[REQUIREMENTS]
Extract, from the records beneath this instruction, each line that contains the word "Paquette".

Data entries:

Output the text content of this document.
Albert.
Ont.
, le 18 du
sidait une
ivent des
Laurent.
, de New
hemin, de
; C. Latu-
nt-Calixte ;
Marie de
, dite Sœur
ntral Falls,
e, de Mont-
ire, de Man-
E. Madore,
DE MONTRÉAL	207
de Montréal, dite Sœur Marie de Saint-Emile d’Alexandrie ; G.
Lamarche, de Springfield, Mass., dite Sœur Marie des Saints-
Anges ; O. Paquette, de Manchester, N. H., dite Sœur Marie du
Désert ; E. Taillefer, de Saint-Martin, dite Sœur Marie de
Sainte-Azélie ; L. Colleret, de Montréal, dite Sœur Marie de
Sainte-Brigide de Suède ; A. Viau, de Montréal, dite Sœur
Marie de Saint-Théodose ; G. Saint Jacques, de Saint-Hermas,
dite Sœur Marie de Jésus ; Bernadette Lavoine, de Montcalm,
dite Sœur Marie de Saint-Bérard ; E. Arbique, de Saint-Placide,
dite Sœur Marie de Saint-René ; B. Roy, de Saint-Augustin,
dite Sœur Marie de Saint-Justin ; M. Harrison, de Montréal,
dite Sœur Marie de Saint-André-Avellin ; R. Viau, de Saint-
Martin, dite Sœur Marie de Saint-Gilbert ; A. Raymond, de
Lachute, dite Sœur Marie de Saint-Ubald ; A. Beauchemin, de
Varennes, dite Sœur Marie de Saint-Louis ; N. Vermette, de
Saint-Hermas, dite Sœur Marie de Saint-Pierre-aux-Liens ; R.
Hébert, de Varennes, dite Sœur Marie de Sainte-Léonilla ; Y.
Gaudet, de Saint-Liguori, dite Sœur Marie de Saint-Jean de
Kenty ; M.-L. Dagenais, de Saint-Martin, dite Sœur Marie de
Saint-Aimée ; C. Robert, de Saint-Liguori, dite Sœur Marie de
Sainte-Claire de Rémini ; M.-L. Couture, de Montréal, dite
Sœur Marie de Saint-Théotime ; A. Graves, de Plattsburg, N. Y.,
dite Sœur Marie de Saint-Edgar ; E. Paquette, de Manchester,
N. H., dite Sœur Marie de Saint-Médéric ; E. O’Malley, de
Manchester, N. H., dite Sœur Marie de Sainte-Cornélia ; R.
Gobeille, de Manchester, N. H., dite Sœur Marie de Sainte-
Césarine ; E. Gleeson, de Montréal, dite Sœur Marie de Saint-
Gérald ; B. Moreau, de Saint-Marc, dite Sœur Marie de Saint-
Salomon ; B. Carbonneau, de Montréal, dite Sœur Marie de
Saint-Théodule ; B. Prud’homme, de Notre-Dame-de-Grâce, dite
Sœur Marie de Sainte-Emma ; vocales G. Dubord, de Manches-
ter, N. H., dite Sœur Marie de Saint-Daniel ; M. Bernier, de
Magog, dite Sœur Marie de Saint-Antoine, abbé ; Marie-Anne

[THE RESULT]
Anges ; O. Paquette, de Manchester, N. H., dite Sœur Marie du
dite Sœur Marie de Saint-Edgar ; E. Paquette, de Manchester,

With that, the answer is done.